▶ Source document:
* * * *

Think Making

Well, I finished the last of the ten projects promised today and now I am onto the next woodworking masterclasses project, which began with a clean-up and put-up of the shop and a sharpen-up, as always.

We must stay isolated here. It’s to soon to return with confidence yet. This place feels bigger everyday and tells me that there should be ten people more here. My two apprentice friends are sad about not being here and are doing their best to stay positive. We have stayed connected as best we can but working together has become important to us all. I send pics of their work area or share a little face time or video with them but I cannot pretend (and neither can they) that it is even a close second.

The important thing for everyone is to spend even just a small amount of time making. Making is not just busywork you might give to tots to stimulate their interests and teach them about life’s textures. No, making is as intrinsic to us as using our eyes, analysing data, working to thought patterns, such like that.

Making is about planning and thinking ahead, where critical thinking is woven inextricably into the things we make as much as the act of making itself. It’s about decision making, prioritising, processing and so much more. In a world where such processes are now handed off to AI, CNCs and so on, finding a piece of steel for a blade to be made from, or stitching leather into a fly swat leaves you with that warm fuzzy feeling where, well, fulfillment abides.

When life seems all the more out of focus than in, it is important to think make. I don’t care what it is, really, but something useful comes to mind, like a hissy snake or a sandbox

24 Comments

  1. Hi Paul,
    In those times, having the possibility to see your work, see your advice and seeing your positive attitude make us feel a little better.

    stay healthy, and keep it doing!

  2. “Making is about planning and thinking ahead, where critical thinking is woven inextricably into the things we make as much as the act of making itself. It’s about decision making, prioritising, processing and so much more.”

* * * *

▶ Listed records:
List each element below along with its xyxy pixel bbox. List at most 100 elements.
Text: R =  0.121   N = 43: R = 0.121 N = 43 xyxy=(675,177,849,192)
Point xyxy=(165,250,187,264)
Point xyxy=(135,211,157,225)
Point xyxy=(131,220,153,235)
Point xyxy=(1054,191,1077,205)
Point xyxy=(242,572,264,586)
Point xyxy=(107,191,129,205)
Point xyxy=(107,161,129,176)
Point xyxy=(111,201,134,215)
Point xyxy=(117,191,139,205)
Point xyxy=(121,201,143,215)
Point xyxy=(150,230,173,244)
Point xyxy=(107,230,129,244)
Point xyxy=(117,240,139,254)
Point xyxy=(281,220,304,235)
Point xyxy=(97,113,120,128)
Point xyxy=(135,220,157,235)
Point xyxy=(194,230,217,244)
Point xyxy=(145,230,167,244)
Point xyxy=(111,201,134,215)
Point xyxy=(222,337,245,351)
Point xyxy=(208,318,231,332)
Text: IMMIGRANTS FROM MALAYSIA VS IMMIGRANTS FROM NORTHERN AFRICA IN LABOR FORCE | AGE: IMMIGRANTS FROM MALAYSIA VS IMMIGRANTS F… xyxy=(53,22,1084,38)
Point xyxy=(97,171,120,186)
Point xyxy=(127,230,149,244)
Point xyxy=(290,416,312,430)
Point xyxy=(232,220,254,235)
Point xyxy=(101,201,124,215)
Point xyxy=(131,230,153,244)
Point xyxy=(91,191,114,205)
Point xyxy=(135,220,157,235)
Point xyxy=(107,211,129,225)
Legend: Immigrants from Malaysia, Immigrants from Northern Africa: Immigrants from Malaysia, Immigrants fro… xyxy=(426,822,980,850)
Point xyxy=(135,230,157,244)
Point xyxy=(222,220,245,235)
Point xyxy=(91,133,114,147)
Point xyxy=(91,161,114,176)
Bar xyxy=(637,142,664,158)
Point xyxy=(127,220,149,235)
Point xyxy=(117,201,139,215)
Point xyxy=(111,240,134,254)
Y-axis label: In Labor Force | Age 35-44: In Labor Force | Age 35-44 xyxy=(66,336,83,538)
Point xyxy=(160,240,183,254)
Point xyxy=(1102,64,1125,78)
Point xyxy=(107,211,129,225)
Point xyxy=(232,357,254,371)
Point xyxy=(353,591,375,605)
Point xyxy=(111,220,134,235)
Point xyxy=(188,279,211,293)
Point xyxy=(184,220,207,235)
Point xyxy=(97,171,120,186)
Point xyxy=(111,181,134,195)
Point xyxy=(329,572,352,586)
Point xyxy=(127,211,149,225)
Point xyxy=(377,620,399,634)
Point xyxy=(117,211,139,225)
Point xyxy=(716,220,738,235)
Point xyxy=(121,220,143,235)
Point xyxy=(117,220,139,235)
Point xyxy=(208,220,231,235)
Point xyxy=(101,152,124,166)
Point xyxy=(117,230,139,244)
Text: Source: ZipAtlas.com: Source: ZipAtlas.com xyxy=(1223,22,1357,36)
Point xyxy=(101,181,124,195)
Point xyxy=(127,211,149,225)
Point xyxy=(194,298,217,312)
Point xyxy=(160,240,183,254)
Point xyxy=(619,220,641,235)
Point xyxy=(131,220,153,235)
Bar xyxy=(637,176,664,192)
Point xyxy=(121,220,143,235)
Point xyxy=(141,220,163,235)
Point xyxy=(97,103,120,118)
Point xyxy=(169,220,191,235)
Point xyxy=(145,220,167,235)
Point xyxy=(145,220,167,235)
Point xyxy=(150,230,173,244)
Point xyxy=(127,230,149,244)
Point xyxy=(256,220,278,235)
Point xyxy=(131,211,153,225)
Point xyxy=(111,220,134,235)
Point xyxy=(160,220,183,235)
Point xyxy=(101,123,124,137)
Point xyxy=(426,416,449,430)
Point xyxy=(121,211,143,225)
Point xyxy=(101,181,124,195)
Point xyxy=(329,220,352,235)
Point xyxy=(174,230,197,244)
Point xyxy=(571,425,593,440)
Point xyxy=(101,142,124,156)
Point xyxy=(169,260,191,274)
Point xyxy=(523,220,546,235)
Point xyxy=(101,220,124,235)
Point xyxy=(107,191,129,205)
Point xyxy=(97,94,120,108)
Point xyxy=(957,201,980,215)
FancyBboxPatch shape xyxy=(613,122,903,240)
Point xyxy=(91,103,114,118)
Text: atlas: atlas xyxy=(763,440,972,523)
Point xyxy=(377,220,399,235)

* * * *

▶ To do:
1. Answer these questions from the Think Making post, one line each:
(a) How many projects had the writer promised and finished by today?
(b) According to the writer, how many more people should the place have?
(c) What two examples of making does the post give in the paragraph that begins "Making is about planning"?
2. Rewrite the paragraph of the Think Making post that begins "We must stay isolated here" as a short bulleted list that keeps its main facts.
3. Continue the Think Making post on the value of making, with its reader comments, starting after its final line.

▶ Answers below:
1.
(a) Ten projects.
(b) Ten more people.
(c) Finding a piece of steel for a blade to be made from, and stitching leather into a fly swat.

2.
- The writer must stay isolated because it is still too soon to return with confidence.
- The place feels bigger every day, as if ten more people should be there.
- The writer's two apprentice friends are sad not to be there but are trying to stay positive.
- They stay connected as best they can, because working together has become important to all of them.
- The writer sends pictures of their work areas or shares FaceTime or video with them, but none of them can pretend this comes even a close second.

3.
    I appreciate how you don’t fall in to that age old false dichotomy, of either working with one’s hands or mind. I’ve always found it odd when teachers said that someone was ‘good in working with his hands’, how they seemed to imply that a well-functioning brain wasn’t really needed for handwork. After all, it’s HANDwork…

    I’ve always considered handwork to be first and foremost an ability to imagine things, what they should look like (‘design’) and secondly, how they could be made (‘manufacturability’). Only thirdly a matter of actually making said thing, the actual handwork. Which I consider more or less a formality, the actual execution, after the first phases have finished. Where of course skill, manual dexterity, hand-eye coordination, experience, etc. are necessary requirements for a good end-result, but most definitely not the only requirements. That’s why the remark ‘he’s good in working with his hands’ always irked me, and I’m glad to see you have a very different perspective in that regard and emphasize the mental processes that making also entails.

    That disdan for manual work from the elites goes back a long way, to ancient Greece, and has persisted to this very day:

    “What are called the mechanical arts carry a social stigma and are rightly dishonoured in our cities.” (Xenophon)

    Regards from a socially stigmatized and dishonoured mechanical engineer. Yet happy as a clam!

    1. Nemo, I like your perspective and especially the quote from Xenophon. Thanks

    2. I fully agree with your comment. I have a masters in engineering -which you would have thought made me quite practical. I can derive equations and calculate things but learning to plan, visualise and problem solve is something I have learnt through woodwork. The UK’s obsession with universities is absolutely ridiculous. Thankfully some companies are bringing back apprenticeships, which are hopefully losing their stigma.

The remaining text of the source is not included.